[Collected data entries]
··········

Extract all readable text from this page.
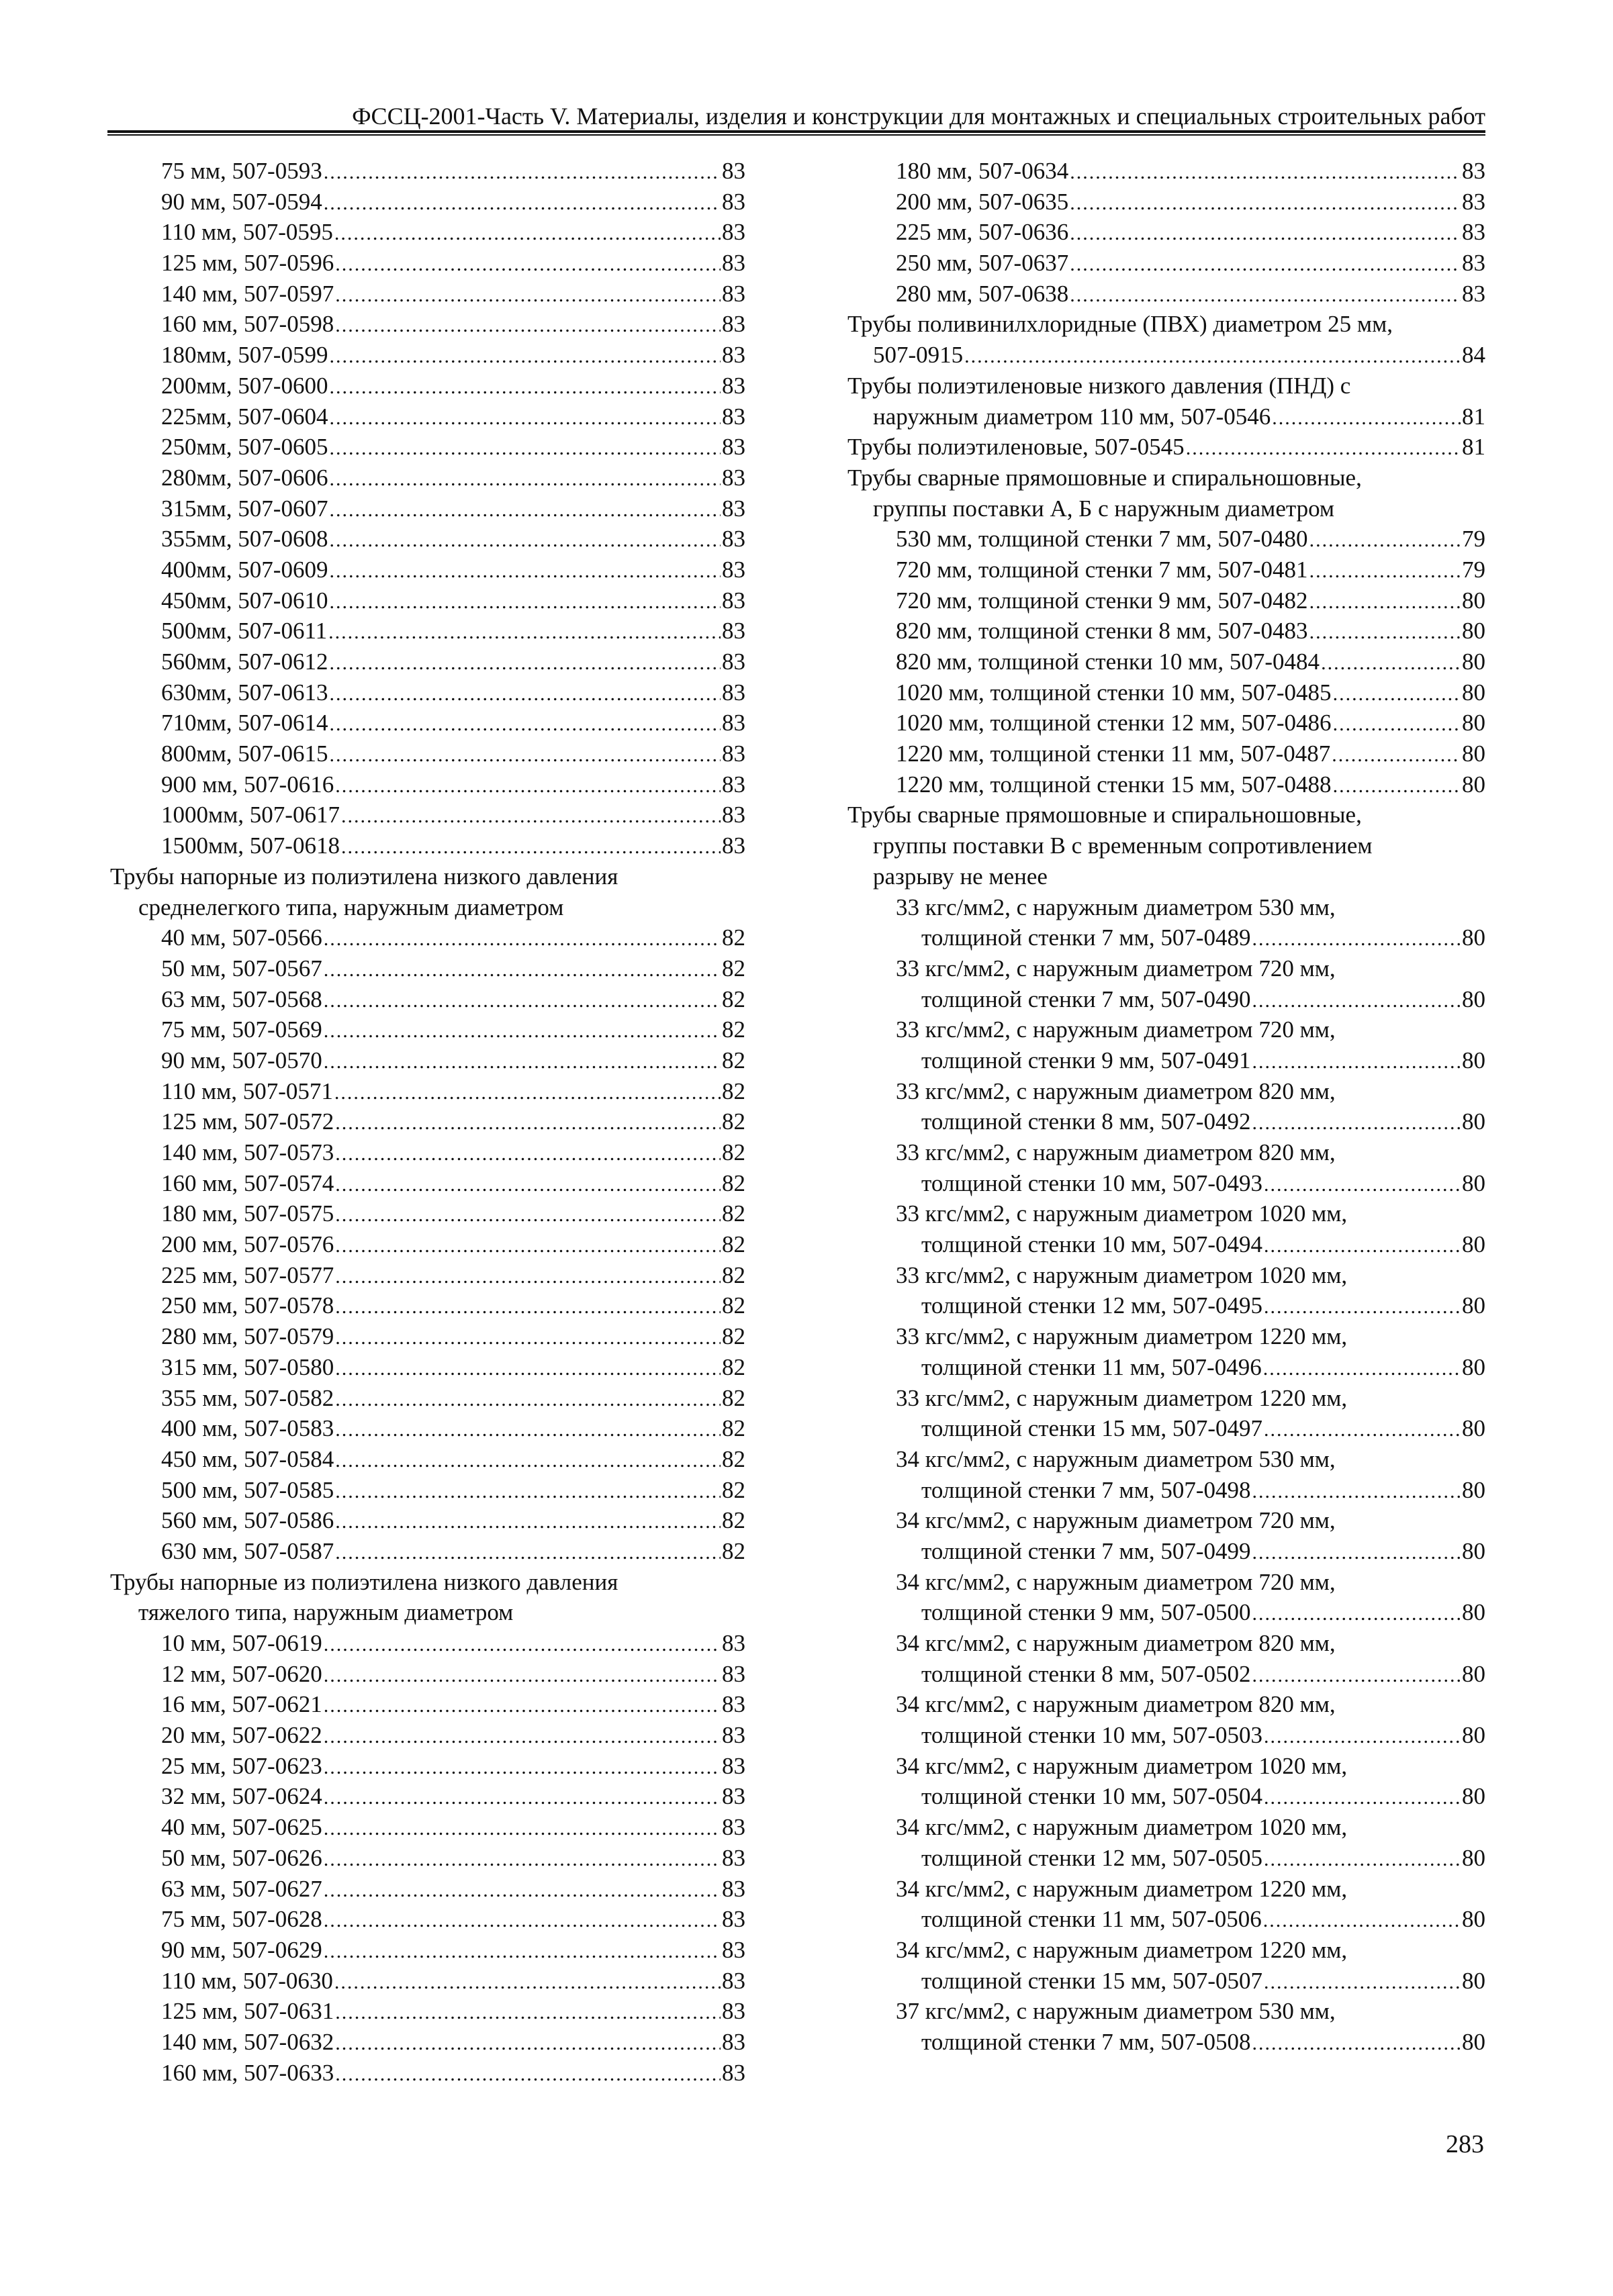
ФССЦ-2001-Часть V. Материалы, изделия и конструкции для монтажных и специальных строительных работ
75 мм, 507-0593 .....	83
90 мм, 507-0594 .....	83
110 мм, 507-0595 .....	83
125 мм, 507-0596 .....	83
140 мм, 507-0597 .....	83
160 мм, 507-0598 .....	83
180мм, 507-0599 .....	83
200мм, 507-0600 .....	83
225мм, 507-0604 .....	83
250мм, 507-0605 .....	83
280мм, 507-0606 .....	83
315мм, 507-0607 .....	83
355мм, 507-0608 .....	83
400мм, 507-0609 .....	83
450мм, 507-0610 .....	83
500мм, 507-0611 .....	83
560мм, 507-0612 .....	83
630мм, 507-0613 .....	83
710мм, 507-0614 .....	83
800мм, 507-0615 .....	83
900 мм, 507-0616 .....	83
1000мм, 507-0617 .....	83
1500мм, 507-0618 .....	83
Трубы напорные из полиэтилена низкого давления
среднелегкого типа, наружным диаметром
40 мм, 507-0566 .....	82
50 мм, 507-0567 .....	82
63 мм, 507-0568 .....	82
75 мм, 507-0569 .....	82
90 мм, 507-0570 .....	82
110 мм, 507-0571 .....	82
125 мм, 507-0572 .....	82
140 мм, 507-0573 .....	82
160 мм, 507-0574 .....	82
180 мм, 507-0575 .....	82
200 мм, 507-0576 .....	82
225 мм, 507-0577 .....	82
250 мм, 507-0578 .....	82
280 мм, 507-0579 .....	82
315 мм, 507-0580 .....	82
355 мм, 507-0582 .....	82
400 мм, 507-0583 .....	82
450 мм, 507-0584 .....	82
500 мм, 507-0585 .....	82
560 мм, 507-0586 .....	82
630 мм, 507-0587 .....	82
Трубы напорные из полиэтилена низкого давления
тяжелого типа, наружным диаметром
10 мм, 507-0619 .....	83
12 мм, 507-0620 .....	83
16 мм, 507-0621 .....	83
20 мм, 507-0622 .....	83
25 мм, 507-0623 .....	83
32 мм, 507-0624 .....	83
40 мм, 507-0625 .....	83
50 мм, 507-0626 .....	83
63 мм, 507-0627 .....	83
75 мм, 507-0628 .....	83
90 мм, 507-0629 .....	83
110 мм, 507-0630 .....	83
125 мм, 507-0631 .....	83
140 мм, 507-0632 .....	83
160 мм, 507-0633 .....	83
180 мм, 507-0634 .....	83
200 мм, 507-0635 .....	83
225 мм, 507-0636 .....	83
250 мм, 507-0637 .....	83
280 мм, 507-0638 .....	83
Трубы поливинилхлоридные (ПВХ) диаметром 25 мм,
507-0915 .....	84
Трубы полиэтиленовые низкого давления (ПНД) с
наружным диаметром 110 мм, 507-0546 .....	81
Трубы полиэтиленовые, 507-0545 .....	81
Трубы сварные прямошовные и спиральношовные,
группы поставки А, Б с наружным диаметром
530 мм, толщиной стенки 7 мм, 507-0480 .....	79
720 мм, толщиной стенки 7 мм, 507-0481 .....	79
720 мм, толщиной стенки 9 мм, 507-0482 .....	80
820 мм, толщиной стенки 8 мм, 507-0483 .....	80
820 мм, толщиной стенки 10 мм, 507-0484 .....	80
1020 мм, толщиной стенки 10 мм, 507-0485 .....	80
1020 мм, толщиной стенки 12 мм, 507-0486 .....	80
1220 мм, толщиной стенки 11 мм, 507-0487 .....	80
1220 мм, толщиной стенки 15 мм, 507-0488 .....	80
Трубы сварные прямошовные и спиральношовные,
группы поставки В с временным сопротивлением
разрыву не менее
33 кгс/мм2, с наружным диаметром 530 мм,
толщиной стенки 7 мм, 507-0489 .....	80
33 кгс/мм2, с наружным диаметром 720 мм,
толщиной стенки 7 мм, 507-0490 .....	80
33 кгс/мм2, с наружным диаметром 720 мм,
толщиной стенки 9 мм, 507-0491 .....	80
33 кгс/мм2, с наружным диаметром 820 мм,
толщиной стенки 8 мм, 507-0492 .....	80
33 кгс/мм2, с наружным диаметром 820 мм,
толщиной стенки 10 мм, 507-0493 .....	80
33 кгс/мм2, с наружным диаметром 1020 мм,
толщиной стенки 10 мм, 507-0494 .....	80
33 кгс/мм2, с наружным диаметром 1020 мм,
толщиной стенки 12 мм, 507-0495 .....	80
33 кгс/мм2, с наружным диаметром 1220 мм,
толщиной стенки 11 мм, 507-0496 .....	80
33 кгс/мм2, с наружным диаметром 1220 мм,
толщиной стенки 15 мм, 507-0497 .....	80
34 кгс/мм2, с наружным диаметром 530 мм,
толщиной стенки 7 мм, 507-0498 .....	80
34 кгс/мм2, с наружным диаметром 720 мм,
толщиной стенки 7 мм, 507-0499 .....	80
34 кгс/мм2, с наружным диаметром 720 мм,
толщиной стенки 9 мм, 507-0500 .....	80
34 кгс/мм2, с наружным диаметром 820 мм,
толщиной стенки 8 мм, 507-0502 .....	80
34 кгс/мм2, с наружным диаметром 820 мм,
толщиной стенки 10 мм, 507-0503 .....	80
34 кгс/мм2, с наружным диаметром 1020 мм,
толщиной стенки 10 мм, 507-0504 .....	80
34 кгс/мм2, с наружным диаметром 1020 мм,
толщиной стенки 12 мм, 507-0505 .....	80
34 кгс/мм2, с наружным диаметром 1220 мм,
толщиной стенки 11 мм, 507-0506 .....	80
34 кгс/мм2, с наружным диаметром 1220 мм,
толщиной стенки 15 мм, 507-0507 .....	80
37 кгс/мм2, с наружным диаметром 530 мм,
толщиной стенки 7 мм, 507-0508 .....	80
283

··········

#### What the task asks
Every line above should be returned exactly; the pictures stay out.

#### Exercise answer
Extract all readable text from this page.
ФССЦ-2001-Часть V. Материалы, изделия и конструкции для монтажных и специальных строительных работ
75 мм, 507-0593 .....	83
90 мм, 507-0594 .....	83
110 мм, 507-0595 .....	83
125 мм, 507-0596 .....	83
140 мм, 507-0597 .....	83
160 мм, 507-0598 .....	83
180мм, 507-0599 .....	83
200мм, 507-0600 .....	83
225мм, 507-0604 .....	83
250мм, 507-0605 .....	83
280мм, 507-0606 .....	83
315мм, 507-0607 .....	83
355мм, 507-0608 .....	83
400мм, 507-0609 .....	83
450мм, 507-0610 .....	83
500мм, 507-0611 .....	83
560мм, 507-0612 .....	83
630мм, 507-0613 .....	83
710мм, 507-0614 .....	83
800мм, 507-0615 .....	83
900 мм, 507-0616 .....	83
1000мм, 507-0617 .....	83
1500мм, 507-0618 .....	83
Трубы напорные из полиэтилена низкого давления
среднелегкого типа, наружным диаметром
40 мм, 507-0566 .....	82
50 мм, 507-0567 .....	82
63 мм, 507-0568 .....	82
75 мм, 507-0569 .....	82
90 мм, 507-0570 .....	82
110 мм, 507-0571 .....	82
125 мм, 507-0572 .....	82
140 мм, 507-0573 .....	82
160 мм, 507-0574 .....	82
180 мм, 507-0575 .....	82
200 мм, 507-0576 .....	82
225 мм, 507-0577 .....	82
250 мм, 507-0578 .....	82
280 мм, 507-0579 .....	82
315 мм, 507-0580 .....	82
355 мм, 507-0582 .....	82
400 мм, 507-0583 .....	82
450 мм, 507-0584 .....	82
500 мм, 507-0585 .....	82
560 мм, 507-0586 .....	82
630 мм, 507-0587 .....	82
Трубы напорные из полиэтилена низкого давления
тяжелого типа, наружным диаметром
10 мм, 507-0619 .....	83
12 мм, 507-0620 .....	83
16 мм, 507-0621 .....	83
20 мм, 507-0622 .....	83
25 мм, 507-0623 .....	83
32 мм, 507-0624 .....	83
40 мм, 507-0625 .....	83
50 мм, 507-0626 .....	83
63 мм, 507-0627 .....	83
75 мм, 507-0628 .....	83
90 мм, 507-0629 .....	83
110 мм, 507-0630 .....	83
125 мм, 507-0631 .....	83
140 мм, 507-0632 .....	83
160 мм, 507-0633 .....	83
180 мм, 507-0634 .....	83
200 мм, 507-0635 .....	83
225 мм, 507-0636 .....	83
250 мм, 507-0637 .....	83
280 мм, 507-0638 .....	83
Трубы поливинилхлоридные (ПВХ) диаметром 25 мм,
507-0915 .....	84
Трубы полиэтиленовые низкого давления (ПНД) с
наружным диаметром 110 мм, 507-0546 .....	81
Трубы полиэтиленовые, 507-0545 .....	81
Трубы сварные прямошовные и спиральношовные,
группы поставки А, Б с наружным диаметром
530 мм, толщиной стенки 7 мм, 507-0480 .....	79
720 мм, толщиной стенки 7 мм, 507-0481 .....	79
720 мм, толщиной стенки 9 мм, 507-0482 .....	80
820 мм, толщиной стенки 8 мм, 507-0483 .....	80
820 мм, толщиной стенки 10 мм, 507-0484 .....	80
1020 мм, толщиной стенки 10 мм, 507-0485 .....	80
1020 мм, толщиной стенки 12 мм, 507-0486 .....	80
1220 мм, толщиной стенки 11 мм, 507-0487 .....	80
1220 мм, толщиной стенки 15 мм, 507-0488 .....	80
Трубы сварные прямошовные и спиральношовные,
группы поставки В с временным сопротивлением
разрыву не менее
33 кгс/мм2, с наружным диаметром 530 мм,
толщиной стенки 7 мм, 507-0489 .....	80
33 кгс/мм2, с наружным диаметром 720 мм,
толщиной стенки 7 мм, 507-0490 .....	80
33 кгс/мм2, с наружным диаметром 720 мм,
толщиной стенки 9 мм, 507-0491 .....	80
33 кгс/мм2, с наружным диаметром 820 мм,
толщиной стенки 8 мм, 507-0492 .....	80
33 кгс/мм2, с наружным диаметром 820 мм,
толщиной стенки 10 мм, 507-0493 .....	80
33 кгс/мм2, с наружным диаметром 1020 мм,
толщиной стенки 10 мм, 507-0494 .....	80
33 кгс/мм2, с наружным диаметром 1020 мм,
толщиной стенки 12 мм, 507-0495 .....	80
33 кгс/мм2, с наружным диаметром 1220 мм,
толщиной стенки 11 мм, 507-0496 .....	80
33 кгс/мм2, с наружным диаметром 1220 мм,
толщиной стенки 15 мм, 507-0497 .....	80
34 кгс/мм2, с наружным диаметром 530 мм,
толщиной стенки 7 мм, 507-0498 .....	80
34 кгс/мм2, с наружным диаметром 720 мм,
толщиной стенки 7 мм, 507-0499 .....	80
34 кгс/мм2, с наружным диаметром 720 мм,
толщиной стенки 9 мм, 507-0500 .....	80
34 кгс/мм2, с наружным диаметром 820 мм,
толщиной стенки 8 мм, 507-0502 .....	80
34 кгс/мм2, с наружным диаметром 820 мм,
толщиной стенки 10 мм, 507-0503 .....	80
34 кгс/мм2, с наружным диаметром 1020 мм,
толщиной стенки 10 мм, 507-0504 .....	80
34 кгс/мм2, с наружным диаметром 1020 мм,
толщиной стенки 12 мм, 507-0505 .....	80
34 кгс/мм2, с наружным диаметром 1220 мм,
толщиной стенки 11 мм, 507-0506 .....	80
34 кгс/мм2, с наружным диаметром 1220 мм,
толщиной стенки 15 мм, 507-0507 .....	80
37 кгс/мм2, с наружным диаметром 530 мм,
толщиной стенки 7 мм, 507-0508 .....	80
283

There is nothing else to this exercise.